--- BEGIN PROVIDED MATERIAL ---

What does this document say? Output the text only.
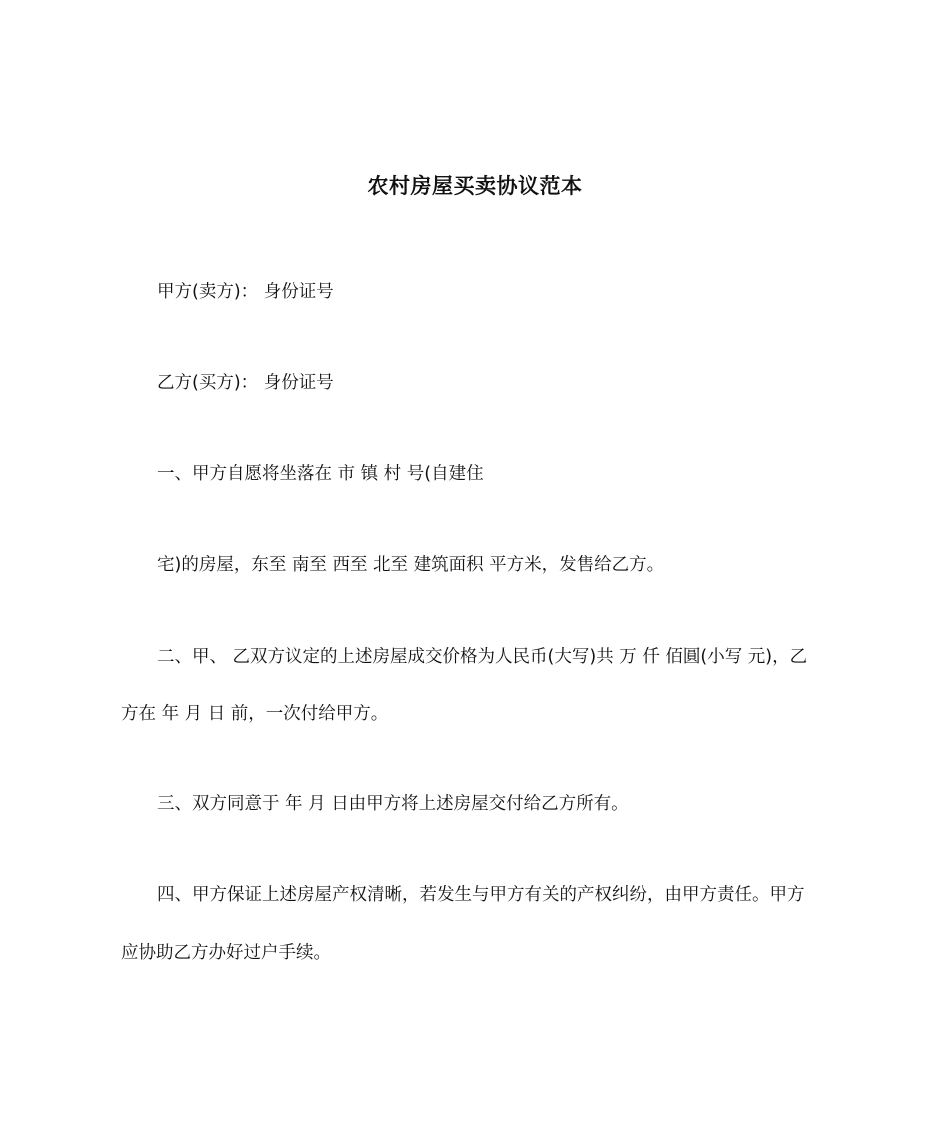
农村房屋买卖协议范本
甲方(卖方)： 身份证号
乙方(买方)： 身份证号
一、甲方自愿将坐落在 市 镇 村 号(自建住
宅)的房屋，东至 南至 西至 北至 建筑面积 平方米，发售给乙方。
二、甲、 乙双方议定的上述房屋成交价格为人民币(大写)共 万 仟 佰圓(小写 元)，乙
方在 年 月 日 前，一次付给甲方。
三、双方同意于 年 月 日由甲方将上述房屋交付给乙方所有。
四、甲方保证上述房屋产权清晰，若发生与甲方有关的产权纠纷，由甲方责任。甲方
应协助乙方办好过户手续。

--- END PROVIDED MATERIAL ---

EXERCISE OBJECTIVE:
Your task is to repeat the data above exactly while excluding the pictures.

ANSWER:
What does this document say? Output the text only.
农村房屋买卖协议范本
甲方(卖方)： 身份证号
乙方(买方)： 身份证号
一、甲方自愿将坐落在 市 镇 村 号(自建住
宅)的房屋，东至 南至 西至 北至 建筑面积 平方米，发售给乙方。
二、甲、 乙双方议定的上述房屋成交价格为人民币(大写)共 万 仟 佰圓(小写 元)，乙
方在 年 月 日 前，一次付给甲方。
三、双方同意于 年 月 日由甲方将上述房屋交付给乙方所有。
四、甲方保证上述房屋产权清晰，若发生与甲方有关的产权纠纷，由甲方责任。甲方
应协助乙方办好过户手续。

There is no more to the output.